**Exercise input**

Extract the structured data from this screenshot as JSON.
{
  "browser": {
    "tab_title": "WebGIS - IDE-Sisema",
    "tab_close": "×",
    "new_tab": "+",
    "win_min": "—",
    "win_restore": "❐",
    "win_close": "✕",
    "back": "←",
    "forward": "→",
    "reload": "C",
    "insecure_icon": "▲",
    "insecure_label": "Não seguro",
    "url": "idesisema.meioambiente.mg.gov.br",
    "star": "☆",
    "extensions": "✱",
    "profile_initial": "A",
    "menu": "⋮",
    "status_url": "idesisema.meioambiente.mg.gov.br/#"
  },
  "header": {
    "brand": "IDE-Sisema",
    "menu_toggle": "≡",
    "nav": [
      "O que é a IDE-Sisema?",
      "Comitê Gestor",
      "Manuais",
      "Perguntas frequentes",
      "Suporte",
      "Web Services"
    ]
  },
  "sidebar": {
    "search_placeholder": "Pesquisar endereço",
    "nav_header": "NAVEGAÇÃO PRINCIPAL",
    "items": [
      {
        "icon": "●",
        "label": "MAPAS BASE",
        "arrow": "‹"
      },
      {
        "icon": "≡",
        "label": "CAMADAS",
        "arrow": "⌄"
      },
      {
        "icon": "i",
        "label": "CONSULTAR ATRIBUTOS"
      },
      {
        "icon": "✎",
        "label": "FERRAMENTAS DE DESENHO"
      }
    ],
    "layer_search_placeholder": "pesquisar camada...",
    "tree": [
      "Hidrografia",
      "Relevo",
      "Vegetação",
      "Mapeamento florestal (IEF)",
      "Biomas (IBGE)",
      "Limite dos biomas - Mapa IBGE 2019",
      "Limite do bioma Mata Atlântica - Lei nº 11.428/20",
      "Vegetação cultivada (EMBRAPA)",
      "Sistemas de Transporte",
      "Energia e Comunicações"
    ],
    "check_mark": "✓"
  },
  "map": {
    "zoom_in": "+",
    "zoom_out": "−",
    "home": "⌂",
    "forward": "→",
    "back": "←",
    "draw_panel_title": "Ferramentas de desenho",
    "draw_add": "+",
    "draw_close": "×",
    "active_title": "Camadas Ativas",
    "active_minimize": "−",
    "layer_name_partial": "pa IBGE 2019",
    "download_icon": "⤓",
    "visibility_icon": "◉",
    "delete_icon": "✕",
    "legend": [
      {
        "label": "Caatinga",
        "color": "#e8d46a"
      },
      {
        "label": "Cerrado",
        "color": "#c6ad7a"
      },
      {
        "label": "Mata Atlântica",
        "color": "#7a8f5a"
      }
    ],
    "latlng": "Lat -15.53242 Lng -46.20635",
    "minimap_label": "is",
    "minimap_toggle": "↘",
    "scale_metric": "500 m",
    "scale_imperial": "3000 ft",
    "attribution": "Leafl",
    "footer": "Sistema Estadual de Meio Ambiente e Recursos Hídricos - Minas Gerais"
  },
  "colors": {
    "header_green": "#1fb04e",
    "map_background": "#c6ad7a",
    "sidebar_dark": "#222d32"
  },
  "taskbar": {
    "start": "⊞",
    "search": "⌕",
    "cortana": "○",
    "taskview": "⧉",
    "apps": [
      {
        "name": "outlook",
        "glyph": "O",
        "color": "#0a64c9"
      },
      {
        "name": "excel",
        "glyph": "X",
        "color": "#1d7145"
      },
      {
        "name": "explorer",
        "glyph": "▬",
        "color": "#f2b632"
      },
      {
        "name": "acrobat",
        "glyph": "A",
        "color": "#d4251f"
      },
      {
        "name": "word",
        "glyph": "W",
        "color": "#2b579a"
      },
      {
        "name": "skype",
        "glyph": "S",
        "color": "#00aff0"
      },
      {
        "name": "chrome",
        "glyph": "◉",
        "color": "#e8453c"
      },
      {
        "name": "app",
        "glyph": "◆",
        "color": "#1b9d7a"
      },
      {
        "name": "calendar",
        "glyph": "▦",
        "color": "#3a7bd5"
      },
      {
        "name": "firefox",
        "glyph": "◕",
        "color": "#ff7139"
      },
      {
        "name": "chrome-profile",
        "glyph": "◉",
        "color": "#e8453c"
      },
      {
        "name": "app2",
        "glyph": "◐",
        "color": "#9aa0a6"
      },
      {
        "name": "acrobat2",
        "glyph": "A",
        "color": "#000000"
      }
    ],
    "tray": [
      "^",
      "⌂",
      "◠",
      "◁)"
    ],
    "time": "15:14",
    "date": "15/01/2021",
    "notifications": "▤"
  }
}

**Written task**
Using the records above, copy each line that contains "Mata".

**Complete output**
      "Limite do bioma Mata Atlântica - Lei nº 11.428/20",
        "label": "Mata Atlântica",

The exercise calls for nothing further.